## TASK DESCRIPTION
Of the lines in this listing, how many contain the word "menu"? Give the number and nothing else.

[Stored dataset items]
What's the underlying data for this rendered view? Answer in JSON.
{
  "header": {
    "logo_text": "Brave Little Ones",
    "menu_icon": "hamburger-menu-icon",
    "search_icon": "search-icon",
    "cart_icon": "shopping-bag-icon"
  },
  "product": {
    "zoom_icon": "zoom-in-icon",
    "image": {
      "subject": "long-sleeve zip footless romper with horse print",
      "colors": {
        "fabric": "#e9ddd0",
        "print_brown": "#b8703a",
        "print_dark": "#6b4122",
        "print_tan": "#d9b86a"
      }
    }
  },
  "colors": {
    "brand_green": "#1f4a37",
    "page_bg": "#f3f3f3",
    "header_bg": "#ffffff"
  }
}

...

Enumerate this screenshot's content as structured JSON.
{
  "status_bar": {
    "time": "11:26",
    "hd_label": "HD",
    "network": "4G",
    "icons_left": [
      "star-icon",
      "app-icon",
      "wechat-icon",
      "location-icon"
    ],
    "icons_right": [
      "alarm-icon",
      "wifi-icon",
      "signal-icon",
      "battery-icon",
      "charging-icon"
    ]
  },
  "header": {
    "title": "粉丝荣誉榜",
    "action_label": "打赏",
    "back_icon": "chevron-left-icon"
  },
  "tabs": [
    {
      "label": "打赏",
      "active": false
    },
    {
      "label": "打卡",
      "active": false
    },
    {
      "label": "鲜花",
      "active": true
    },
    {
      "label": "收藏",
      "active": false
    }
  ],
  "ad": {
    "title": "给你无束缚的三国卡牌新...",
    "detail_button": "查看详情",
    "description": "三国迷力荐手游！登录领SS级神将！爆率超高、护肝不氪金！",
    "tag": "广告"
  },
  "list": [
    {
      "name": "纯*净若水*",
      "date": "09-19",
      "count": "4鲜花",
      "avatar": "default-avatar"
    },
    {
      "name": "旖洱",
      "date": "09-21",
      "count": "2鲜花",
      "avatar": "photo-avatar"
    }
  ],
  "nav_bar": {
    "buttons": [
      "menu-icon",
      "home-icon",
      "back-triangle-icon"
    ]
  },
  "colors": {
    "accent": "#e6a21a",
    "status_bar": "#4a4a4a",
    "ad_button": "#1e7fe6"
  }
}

## ANSWER FOR THE TASK
2